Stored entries
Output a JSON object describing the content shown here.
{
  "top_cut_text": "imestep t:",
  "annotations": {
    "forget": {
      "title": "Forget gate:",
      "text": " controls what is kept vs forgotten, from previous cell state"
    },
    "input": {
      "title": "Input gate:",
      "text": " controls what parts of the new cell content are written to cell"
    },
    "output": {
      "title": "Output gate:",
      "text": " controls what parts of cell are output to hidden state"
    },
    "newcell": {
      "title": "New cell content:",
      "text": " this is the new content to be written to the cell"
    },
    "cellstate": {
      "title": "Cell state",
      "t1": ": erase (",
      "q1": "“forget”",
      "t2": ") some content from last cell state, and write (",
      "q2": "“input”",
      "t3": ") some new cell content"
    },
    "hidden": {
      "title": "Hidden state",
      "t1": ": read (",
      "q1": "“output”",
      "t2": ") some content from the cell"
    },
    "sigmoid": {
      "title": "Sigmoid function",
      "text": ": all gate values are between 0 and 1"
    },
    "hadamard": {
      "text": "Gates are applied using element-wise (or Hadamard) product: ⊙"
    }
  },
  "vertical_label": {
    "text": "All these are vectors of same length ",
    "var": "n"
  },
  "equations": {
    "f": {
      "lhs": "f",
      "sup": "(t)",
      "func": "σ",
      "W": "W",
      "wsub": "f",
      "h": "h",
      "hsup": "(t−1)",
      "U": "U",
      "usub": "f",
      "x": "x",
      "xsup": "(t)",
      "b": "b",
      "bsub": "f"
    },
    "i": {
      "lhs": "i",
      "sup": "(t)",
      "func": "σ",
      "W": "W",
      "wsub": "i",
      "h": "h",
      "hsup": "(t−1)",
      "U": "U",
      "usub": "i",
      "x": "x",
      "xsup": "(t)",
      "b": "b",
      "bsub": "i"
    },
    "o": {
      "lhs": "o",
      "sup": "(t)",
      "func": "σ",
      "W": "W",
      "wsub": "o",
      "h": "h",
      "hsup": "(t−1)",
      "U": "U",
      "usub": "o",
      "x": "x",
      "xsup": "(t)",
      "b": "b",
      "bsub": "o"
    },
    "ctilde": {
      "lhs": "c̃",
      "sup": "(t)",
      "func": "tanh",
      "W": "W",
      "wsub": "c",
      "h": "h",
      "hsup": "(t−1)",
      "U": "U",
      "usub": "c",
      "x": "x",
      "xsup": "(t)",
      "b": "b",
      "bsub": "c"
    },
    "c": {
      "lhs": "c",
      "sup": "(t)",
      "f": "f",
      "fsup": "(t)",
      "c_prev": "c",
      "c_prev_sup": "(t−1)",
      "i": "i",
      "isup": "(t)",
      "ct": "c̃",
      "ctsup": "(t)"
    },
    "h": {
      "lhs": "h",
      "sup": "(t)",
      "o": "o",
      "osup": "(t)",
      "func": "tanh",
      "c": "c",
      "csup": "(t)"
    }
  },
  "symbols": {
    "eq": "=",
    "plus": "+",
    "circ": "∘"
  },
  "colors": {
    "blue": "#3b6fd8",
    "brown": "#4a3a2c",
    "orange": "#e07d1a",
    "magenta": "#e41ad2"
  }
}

### TASK PROMPT
Copy out the full listing exactly.

### OUTPUT
Output a JSON object describing the content shown here.
{
  "top_cut_text": "imestep t:",
  "annotations": {
    "forget": {
      "title": "Forget gate:",
      "text": " controls what is kept vs forgotten, from previous cell state"
    },
    "input": {
      "title": "Input gate:",
      "text": " controls what parts of the new cell content are written to cell"
    },
    "output": {
      "title": "Output gate:",
      "text": " controls what parts of cell are output to hidden state"
    },
    "newcell": {
      "title": "New cell content:",
      "text": " this is the new content to be written to the cell"
    },
    "cellstate": {
      "title": "Cell state",
      "t1": ": erase (",
      "q1": "“forget”",
      "t2": ") some content from last cell state, and write (",
      "q2": "“input”",
      "t3": ") some new cell content"
    },
    "hidden": {
      "title": "Hidden state",
      "t1": ": read (",
      "q1": "“output”",
      "t2": ") some content from the cell"
    },
    "sigmoid": {
      "title": "Sigmoid function",
      "text": ": all gate values are between 0 and 1"
    },
    "hadamard": {
      "text": "Gates are applied using element-wise (or Hadamard) product: ⊙"
    }
  },
  "vertical_label": {
    "text": "All these are vectors of same length ",
    "var": "n"
  },
  "equations": {
    "f": {
      "lhs": "f",
      "sup": "(t)",
      "func": "σ",
      "W": "W",
      "wsub": "f",
      "h": "h",
      "hsup": "(t−1)",
      "U": "U",
      "usub": "f",
      "x": "x",
      "xsup": "(t)",
      "b": "b",
      "bsub": "f"
    },
    "i": {
      "lhs": "i",
      "sup": "(t)",
      "func": "σ",
      "W": "W",
      "wsub": "i",
      "h": "h",
      "hsup": "(t−1)",
      "U": "U",
      "usub": "i",
      "x": "x",
      "xsup": "(t)",
      "b": "b",
      "bsub": "i"
    },
    "o": {
      "lhs": "o",
      "sup": "(t)",
      "func": "σ",
      "W": "W",
      "wsub": "o",
      "h": "h",
      "hsup": "(t−1)",
      "U": "U",
      "usub": "o",
      "x": "x",
      "xsup": "(t)",
      "b": "b",
      "bsub": "o"
    },
    "ctilde": {
      "lhs": "c̃",
      "sup": "(t)",
      "func": "tanh",
      "W": "W",
      "wsub": "c",
      "h": "h",
      "hsup": "(t−1)",
      "U": "U",
      "usub": "c",
      "x": "x",
      "xsup": "(t)",
      "b": "b",
      "bsub": "c"
    },
    "c": {
      "lhs": "c",
      "sup": "(t)",
      "f": "f",
      "fsup": "(t)",
      "c_prev": "c",
      "c_prev_sup": "(t−1)",
      "i": "i",
      "isup": "(t)",
      "ct": "c̃",
      "ctsup": "(t)"
    },
    "h": {
      "lhs": "h",
      "sup": "(t)",
      "o": "o",
      "osup": "(t)",
      "func": "tanh",
      "c": "c",
      "csup": "(t)"
    }
  },
  "symbols": {
    "eq": "=",
    "plus": "+",
    "circ": "∘"
  },
  "colors": {
    "blue": "#3b6fd8",
    "brown": "#4a3a2c",
    "orange": "#e07d1a",
    "magenta": "#e41ad2"
  }
}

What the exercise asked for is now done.